Begin

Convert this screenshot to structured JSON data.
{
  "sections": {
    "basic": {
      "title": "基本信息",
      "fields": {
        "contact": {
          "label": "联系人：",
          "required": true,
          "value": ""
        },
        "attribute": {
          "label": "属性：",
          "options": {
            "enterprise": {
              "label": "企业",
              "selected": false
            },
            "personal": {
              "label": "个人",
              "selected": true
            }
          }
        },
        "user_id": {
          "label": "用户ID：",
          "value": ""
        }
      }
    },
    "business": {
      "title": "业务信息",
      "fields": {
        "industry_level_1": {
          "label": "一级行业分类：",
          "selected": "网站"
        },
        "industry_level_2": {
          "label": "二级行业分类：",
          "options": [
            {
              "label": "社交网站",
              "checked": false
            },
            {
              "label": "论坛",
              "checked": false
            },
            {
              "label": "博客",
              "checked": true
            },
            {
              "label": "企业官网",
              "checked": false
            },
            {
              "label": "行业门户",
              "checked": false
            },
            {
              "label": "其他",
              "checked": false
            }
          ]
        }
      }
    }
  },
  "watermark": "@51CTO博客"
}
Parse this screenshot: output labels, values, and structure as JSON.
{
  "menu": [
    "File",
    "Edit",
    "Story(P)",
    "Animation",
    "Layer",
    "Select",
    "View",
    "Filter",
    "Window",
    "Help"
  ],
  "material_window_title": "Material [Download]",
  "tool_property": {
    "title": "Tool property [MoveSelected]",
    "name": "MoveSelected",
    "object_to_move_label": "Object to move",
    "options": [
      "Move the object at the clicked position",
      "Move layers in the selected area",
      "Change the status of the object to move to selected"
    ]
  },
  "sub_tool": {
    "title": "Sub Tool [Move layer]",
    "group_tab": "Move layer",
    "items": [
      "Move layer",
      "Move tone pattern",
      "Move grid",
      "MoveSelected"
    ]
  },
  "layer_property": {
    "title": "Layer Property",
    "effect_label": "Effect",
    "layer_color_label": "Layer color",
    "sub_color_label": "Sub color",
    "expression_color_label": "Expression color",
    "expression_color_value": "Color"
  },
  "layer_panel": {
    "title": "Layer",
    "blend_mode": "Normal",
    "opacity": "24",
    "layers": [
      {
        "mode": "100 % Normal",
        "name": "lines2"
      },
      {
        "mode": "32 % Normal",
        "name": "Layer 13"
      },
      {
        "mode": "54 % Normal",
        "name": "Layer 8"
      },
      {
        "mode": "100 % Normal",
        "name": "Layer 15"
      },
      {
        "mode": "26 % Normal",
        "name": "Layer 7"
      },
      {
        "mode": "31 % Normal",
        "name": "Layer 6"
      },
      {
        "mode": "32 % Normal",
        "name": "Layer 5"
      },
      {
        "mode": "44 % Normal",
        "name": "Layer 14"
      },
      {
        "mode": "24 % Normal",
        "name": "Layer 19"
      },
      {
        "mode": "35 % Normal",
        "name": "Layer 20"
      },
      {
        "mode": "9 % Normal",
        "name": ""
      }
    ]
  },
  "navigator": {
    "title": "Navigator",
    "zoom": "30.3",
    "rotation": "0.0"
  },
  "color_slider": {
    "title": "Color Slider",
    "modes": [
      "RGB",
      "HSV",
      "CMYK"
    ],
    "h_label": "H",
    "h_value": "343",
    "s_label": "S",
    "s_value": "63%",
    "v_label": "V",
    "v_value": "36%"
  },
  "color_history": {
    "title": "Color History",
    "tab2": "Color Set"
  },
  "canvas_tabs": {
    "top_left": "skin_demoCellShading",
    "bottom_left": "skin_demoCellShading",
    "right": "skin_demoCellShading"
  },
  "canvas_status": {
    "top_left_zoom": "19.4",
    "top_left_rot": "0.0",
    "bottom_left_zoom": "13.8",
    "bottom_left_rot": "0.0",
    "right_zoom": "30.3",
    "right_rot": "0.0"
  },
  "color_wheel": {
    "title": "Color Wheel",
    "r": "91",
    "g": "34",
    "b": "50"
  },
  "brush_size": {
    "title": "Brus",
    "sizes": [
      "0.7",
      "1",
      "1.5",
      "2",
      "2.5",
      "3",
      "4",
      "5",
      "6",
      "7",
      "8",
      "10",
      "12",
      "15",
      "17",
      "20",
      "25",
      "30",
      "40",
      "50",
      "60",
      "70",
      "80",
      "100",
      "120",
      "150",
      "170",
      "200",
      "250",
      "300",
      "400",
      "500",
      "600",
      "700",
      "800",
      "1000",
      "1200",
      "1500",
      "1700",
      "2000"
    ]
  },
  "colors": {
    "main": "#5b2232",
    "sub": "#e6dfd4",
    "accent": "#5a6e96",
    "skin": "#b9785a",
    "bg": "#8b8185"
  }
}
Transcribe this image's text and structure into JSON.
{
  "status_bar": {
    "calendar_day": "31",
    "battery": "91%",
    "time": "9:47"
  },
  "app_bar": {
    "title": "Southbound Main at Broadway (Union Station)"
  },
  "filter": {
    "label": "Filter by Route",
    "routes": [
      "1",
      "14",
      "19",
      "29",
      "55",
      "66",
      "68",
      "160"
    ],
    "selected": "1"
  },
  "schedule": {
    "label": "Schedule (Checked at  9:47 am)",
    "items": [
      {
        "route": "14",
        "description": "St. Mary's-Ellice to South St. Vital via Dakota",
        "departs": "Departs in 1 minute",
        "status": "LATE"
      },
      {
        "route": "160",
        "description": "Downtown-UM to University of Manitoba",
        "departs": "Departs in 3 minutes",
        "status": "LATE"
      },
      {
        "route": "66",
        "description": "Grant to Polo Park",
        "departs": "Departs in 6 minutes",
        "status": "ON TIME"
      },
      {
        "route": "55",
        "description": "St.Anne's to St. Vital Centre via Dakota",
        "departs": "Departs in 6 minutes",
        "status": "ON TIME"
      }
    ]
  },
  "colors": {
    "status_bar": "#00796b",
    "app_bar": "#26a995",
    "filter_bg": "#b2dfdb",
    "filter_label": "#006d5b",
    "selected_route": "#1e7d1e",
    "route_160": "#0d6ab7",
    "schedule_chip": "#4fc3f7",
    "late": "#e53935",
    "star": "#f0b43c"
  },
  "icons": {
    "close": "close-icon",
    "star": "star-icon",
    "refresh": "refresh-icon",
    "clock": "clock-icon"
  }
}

End

> The problem
Copy out the whole listing exactly as written.

> Response below
Convert this screenshot to structured JSON data.
{
  "sections": {
    "basic": {
      "title": "基本信息",
      "fields": {
        "contact": {
          "label": "联系人：",
          "required": true,
          "value": ""
        },
        "attribute": {
          "label": "属性：",
          "options": {
            "enterprise": {
              "label": "企业",
              "selected": false
            },
            "personal": {
              "label": "个人",
              "selected": true
            }
          }
        },
        "user_id": {
          "label": "用户ID：",
          "value": ""
        }
      }
    },
    "business": {
      "title": "业务信息",
      "fields": {
        "industry_level_1": {
          "label": "一级行业分类：",
          "selected": "网站"
        },
        "industry_level_2": {
          "label": "二级行业分类：",
          "options": [
            {
              "label": "社交网站",
              "checked": false
            },
            {
              "label": "论坛",
              "checked": false
            },
            {
              "label": "博客",
              "checked": true
            },
            {
              "label": "企业官网",
              "checked": false
            },
            {
              "label": "行业门户",
              "checked": false
            },
            {
              "label": "其他",
              "checked": false
            }
          ]
        }
      }
    }
  },
  "watermark": "@51CTO博客"
}
Parse this screenshot: output labels, values, and structure as JSON.
{
  "menu": [
    "File",
    "Edit",
    "Story(P)",
    "Animation",
    "Layer",
    "Select",
    "View",
    "Filter",
    "Window",
    "Help"
  ],
  "material_window_title": "Material [Download]",
  "tool_property": {
    "title": "Tool property [MoveSelected]",
    "name": "MoveSelected",
    "object_to_move_label": "Object to move",
    "options": [
      "Move the object at the clicked position",
      "Move layers in the selected area",
      "Change the status of the object to move to selected"
    ]
  },
  "sub_tool": {
    "title": "Sub Tool [Move layer]",
    "group_tab": "Move layer",
    "items": [
      "Move layer",
      "Move tone pattern",
      "Move grid",
      "MoveSelected"
    ]
  },
  "layer_property": {
    "title": "Layer Property",
    "effect_label": "Effect",
    "layer_color_label": "Layer color",
    "sub_color_label": "Sub color",
    "expression_color_label": "Expression color",
    "expression_color_value": "Color"
  },
  "layer_panel": {
    "title": "Layer",
    "blend_mode": "Normal",
    "opacity": "24",
    "layers": [
      {
        "mode": "100 % Normal",
        "name": "lines2"
      },
      {
        "mode": "32 % Normal",
        "name": "Layer 13"
      },
      {
        "mode": "54 % Normal",
        "name": "Layer 8"
      },
      {
        "mode": "100 % Normal",
        "name": "Layer 15"
      },
      {
        "mode": "26 % Normal",
        "name": "Layer 7"
      },
      {
        "mode": "31 % Normal",
        "name": "Layer 6"
      },
      {
        "mode": "32 % Normal",
        "name": "Layer 5"
      },
      {
        "mode": "44 % Normal",
        "name": "Layer 14"
      },
      {
        "mode": "24 % Normal",
        "name": "Layer 19"
      },
      {
        "mode": "35 % Normal",
        "name": "Layer 20"
      },
      {
        "mode": "9 % Normal",
        "name": ""
      }
    ]
  },
  "navigator": {
    "title": "Navigator",
    "zoom": "30.3",
    "rotation": "0.0"
  },
  "color_slider": {
    "title": "Color Slider",
    "modes": [
      "RGB",
      "HSV",
      "CMYK"
    ],
    "h_label": "H",
    "h_value": "343",
    "s_label": "S",
    "s_value": "63%",
    "v_label": "V",
    "v_value": "36%"
  },
  "color_history": {
    "title": "Color History",
    "tab2": "Color Set"
  },
  "canvas_tabs": {
    "top_left": "skin_demoCellShading",
    "bottom_left": "skin_demoCellShading",
    "right": "skin_demoCellShading"
  },
  "canvas_status": {
    "top_left_zoom": "19.4",
    "top_left_rot": "0.0",
    "bottom_left_zoom": "13.8",
    "bottom_left_rot": "0.0",
    "right_zoom": "30.3",
    "right_rot": "0.0"
  },
  "color_wheel": {
    "title": "Color Wheel",
    "r": "91",
    "g": "34",
    "b": "50"
  },
  "brush_size": {
    "title": "Brus",
    "sizes": [
      "0.7",
      "1",
      "1.5",
      "2",
      "2.5",
      "3",
      "4",
      "5",
      "6",
      "7",
      "8",
      "10",
      "12",
      "15",
      "17",
      "20",
      "25",
      "30",
      "40",
      "50",
      "60",
      "70",
      "80",
      "100",
      "120",
      "150",
      "170",
      "200",
      "250",
      "300",
      "400",
      "500",
      "600",
      "700",
      "800",
      "1000",
      "1200",
      "1500",
      "1700",
      "2000"
    ]
  },
  "colors": {
    "main": "#5b2232",
    "sub": "#e6dfd4",
    "accent": "#5a6e96",
    "skin": "#b9785a",
    "bg": "#8b8185"
  }
}
Transcribe this image's text and structure into JSON.
{
  "status_bar": {
    "calendar_day": "31",
    "battery": "91%",
    "time": "9:47"
  },
  "app_bar": {
    "title": "Southbound Main at Broadway (Union Station)"
  },
  "filter": {
    "label": "Filter by Route",
    "routes": [
      "1",
      "14",
      "19",
      "29",
      "55",
      "66",
      "68",
      "160"
    ],
    "selected": "1"
  },
  "schedule": {
    "label": "Schedule (Checked at  9:47 am)",
    "items": [
      {
        "route": "14",
        "description": "St. Mary's-Ellice to South St. Vital via Dakota",
        "departs": "Departs in 1 minute",
        "status": "LATE"
      },
      {
        "route": "160",
        "description": "Downtown-UM to University of Manitoba",
        "departs": "Departs in 3 minutes",
        "status": "LATE"
      },
      {
        "route": "66",
        "description": "Grant to Polo Park",
        "departs": "Departs in 6 minutes",
        "status": "ON TIME"
      },
      {
        "route": "55",
        "description": "St.Anne's to St. Vital Centre via Dakota",
        "departs": "Departs in 6 minutes",
        "status": "ON TIME"
      }
    ]
  },
  "colors": {
    "status_bar": "#00796b",
    "app_bar": "#26a995",
    "filter_bg": "#b2dfdb",
    "filter_label": "#006d5b",
    "selected_route": "#1e7d1e",
    "route_160": "#0d6ab7",
    "schedule_chip": "#4fc3f7",
    "late": "#e53935",
    "star": "#f0b43c"
  },
  "icons": {
    "close": "close-icon",
    "star": "star-icon",
    "refresh": "refresh-icon",
    "clock": "clock-icon"
  }
}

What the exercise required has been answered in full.